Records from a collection
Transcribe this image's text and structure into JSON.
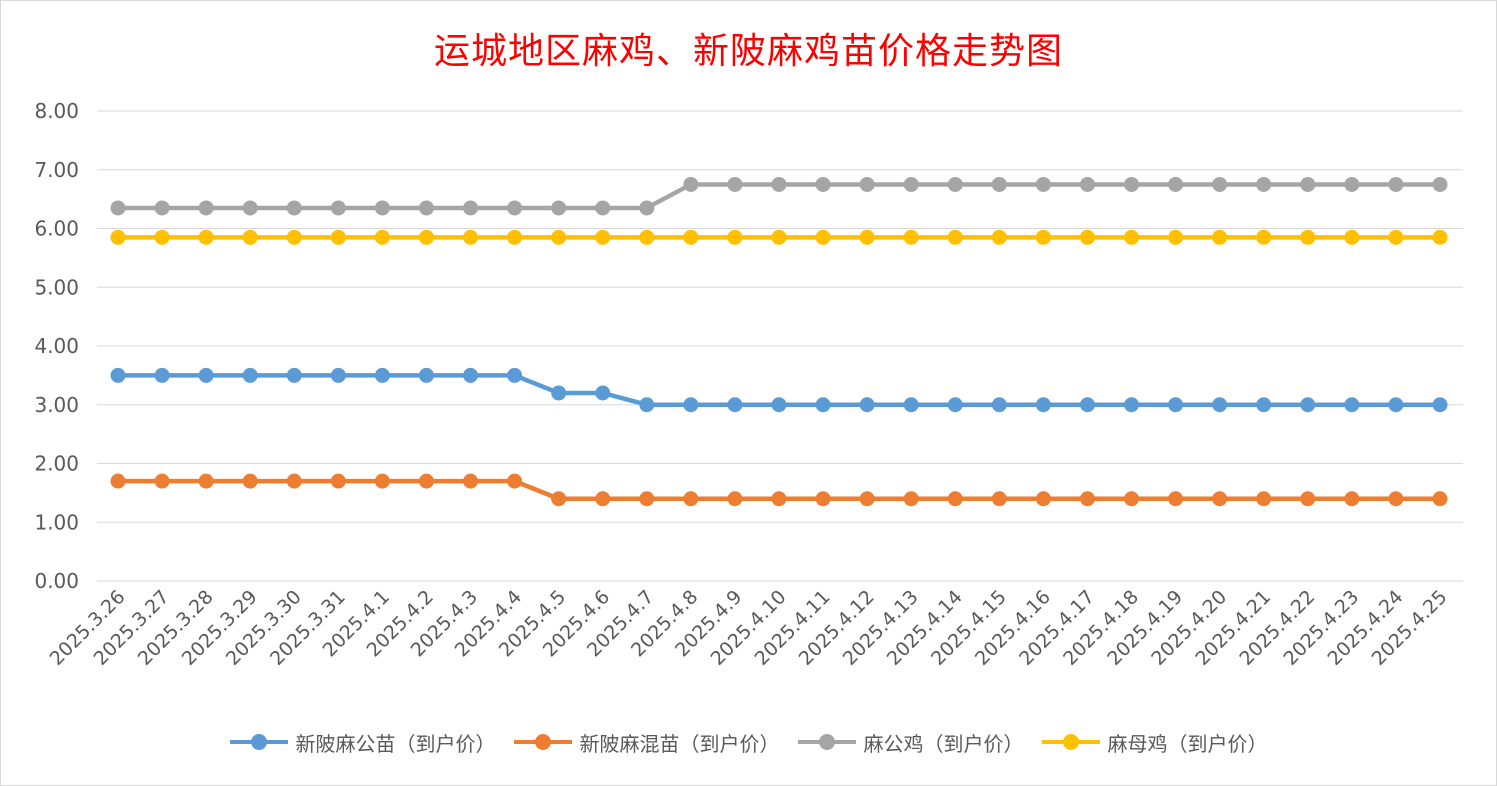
{
  "chart_data": {
    "type": "line",
    "title": "运城地区麻鸡、新陂麻鸡苗价格走势图",
    "xlabel": "",
    "ylabel": "",
    "ylim": [
      0,
      8
    ],
    "ytick_labels": [
      "0.00",
      "1.00",
      "2.00",
      "3.00",
      "4.00",
      "5.00",
      "6.00",
      "7.00",
      "8.00"
    ],
    "grid": true,
    "legend_position": "bottom",
    "categories": [
      "2025.3.26",
      "2025.3.27",
      "2025.3.28",
      "2025.3.29",
      "2025.3.30",
      "2025.3.31",
      "2025.4.1",
      "2025.4.2",
      "2025.4.3",
      "2025.4.4",
      "2025.4.5",
      "2025.4.6",
      "2025.4.7",
      "2025.4.8",
      "2025.4.9",
      "2025.4.10",
      "2025.4.11",
      "2025.4.12",
      "2025.4.13",
      "2025.4.14",
      "2025.4.15",
      "2025.4.16",
      "2025.4.17",
      "2025.4.18",
      "2025.4.19",
      "2025.4.20",
      "2025.4.21",
      "2025.4.22",
      "2025.4.23",
      "2025.4.24",
      "2025.4.25"
    ],
    "series": [
      {
        "name": "新陂麻公苗（到户价）",
        "color": "#5b9bd5",
        "values": [
          3.5,
          3.5,
          3.5,
          3.5,
          3.5,
          3.5,
          3.5,
          3.5,
          3.5,
          3.5,
          3.2,
          3.2,
          3.0,
          3.0,
          3.0,
          3.0,
          3.0,
          3.0,
          3.0,
          3.0,
          3.0,
          3.0,
          3.0,
          3.0,
          3.0,
          3.0,
          3.0,
          3.0,
          3.0,
          3.0,
          3.0
        ]
      },
      {
        "name": "新陂麻混苗（到户价）",
        "color": "#ed7d31",
        "values": [
          1.7,
          1.7,
          1.7,
          1.7,
          1.7,
          1.7,
          1.7,
          1.7,
          1.7,
          1.7,
          1.4,
          1.4,
          1.4,
          1.4,
          1.4,
          1.4,
          1.4,
          1.4,
          1.4,
          1.4,
          1.4,
          1.4,
          1.4,
          1.4,
          1.4,
          1.4,
          1.4,
          1.4,
          1.4,
          1.4,
          1.4
        ]
      },
      {
        "name": "麻公鸡（到户价）",
        "color": "#a5a5a5",
        "values": [
          6.35,
          6.35,
          6.35,
          6.35,
          6.35,
          6.35,
          6.35,
          6.35,
          6.35,
          6.35,
          6.35,
          6.35,
          6.35,
          6.75,
          6.75,
          6.75,
          6.75,
          6.75,
          6.75,
          6.75,
          6.75,
          6.75,
          6.75,
          6.75,
          6.75,
          6.75,
          6.75,
          6.75,
          6.75,
          6.75,
          6.75
        ]
      },
      {
        "name": "麻母鸡（到户价）",
        "color": "#ffc000",
        "values": [
          5.85,
          5.85,
          5.85,
          5.85,
          5.85,
          5.85,
          5.85,
          5.85,
          5.85,
          5.85,
          5.85,
          5.85,
          5.85,
          5.85,
          5.85,
          5.85,
          5.85,
          5.85,
          5.85,
          5.85,
          5.85,
          5.85,
          5.85,
          5.85,
          5.85,
          5.85,
          5.85,
          5.85,
          5.85,
          5.85,
          5.85
        ]
      }
    ]
  }
}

* [TASK BRIEF] Search the listing for the string "name". Copy each line where it turns up.

* [SOLUTION]
        "name": "新陂麻公苗（到户价）",
        "name": "新陂麻混苗（到户价）",
        "name": "麻公鸡（到户价）",
        "name": "麻母鸡（到户价）",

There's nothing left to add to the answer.